Extract each line containing the string "labels".

**Available records**:
----

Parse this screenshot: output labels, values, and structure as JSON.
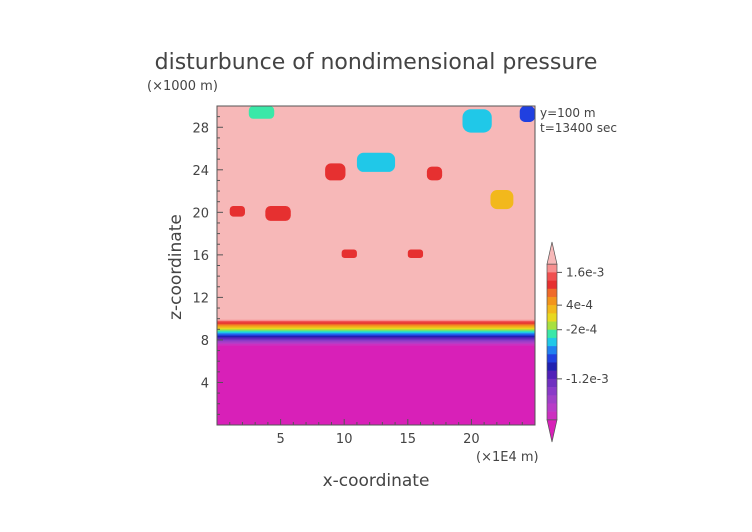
{
  "chart_data": {
    "type": "heatmap",
    "title": "disturbunce of nondimensional pressure",
    "xlabel": "x-coordinate",
    "ylabel": "z-coordinate",
    "x_unit": "(×1E4 m)",
    "z_unit": "(×1000 m)",
    "annotations": [
      "y=100 m",
      "t=13400 sec"
    ],
    "xlim": [
      0,
      25
    ],
    "ylim": [
      0,
      30
    ],
    "xticks": [
      5,
      10,
      15,
      20
    ],
    "yticks": [
      4,
      8,
      12,
      16,
      20,
      24,
      28
    ],
    "colorbar": {
      "labels": [
        "1.6e-3",
        "4e-4",
        "-2e-4",
        "-1.2e-3"
      ],
      "colors": [
        "#f7b8b8",
        "#f79090",
        "#f05050",
        "#e63030",
        "#ef6a2a",
        "#f2941c",
        "#f2b81c",
        "#e8d820",
        "#a8e040",
        "#3ae8a8",
        "#20c8e8",
        "#2080f0",
        "#2040e0",
        "#2020b0",
        "#5020b8",
        "#7030c0",
        "#8a3ac8",
        "#a040c8",
        "#b83cc8",
        "#cc30c0",
        "#d820b8"
      ]
    },
    "regions": [
      {
        "x": 0,
        "z": 0,
        "w": 25,
        "h": 8.5,
        "level": 20
      },
      {
        "x": 0,
        "z": 9,
        "w": 25,
        "h": 21,
        "level": 0
      },
      {
        "x": 11.0,
        "z": 23.8,
        "w": 3.0,
        "h": 1.8,
        "level": 10
      },
      {
        "x": 8.5,
        "z": 23.0,
        "w": 1.6,
        "h": 1.6,
        "level": 3
      },
      {
        "x": 16.5,
        "z": 23.0,
        "w": 1.2,
        "h": 1.3,
        "level": 3
      },
      {
        "x": 3.8,
        "z": 19.2,
        "w": 2.0,
        "h": 1.4,
        "level": 3
      },
      {
        "x": 1.0,
        "z": 19.6,
        "w": 1.2,
        "h": 1.0,
        "level": 3
      },
      {
        "x": 9.8,
        "z": 15.7,
        "w": 1.2,
        "h": 0.8,
        "level": 3
      },
      {
        "x": 15.0,
        "z": 15.7,
        "w": 1.2,
        "h": 0.8,
        "level": 3
      },
      {
        "x": 21.5,
        "z": 20.3,
        "w": 1.8,
        "h": 1.8,
        "level": 6
      },
      {
        "x": 19.3,
        "z": 27.5,
        "w": 2.3,
        "h": 2.2,
        "level": 10
      },
      {
        "x": 2.5,
        "z": 28.8,
        "w": 2.0,
        "h": 1.2,
        "level": 9
      },
      {
        "x": 23.8,
        "z": 28.5,
        "w": 1.2,
        "h": 1.5,
        "level": 12
      }
    ]
  }
}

----

**Written answer**:
Parse this screenshot: output labels, values, and structure as JSON.
      "labels": [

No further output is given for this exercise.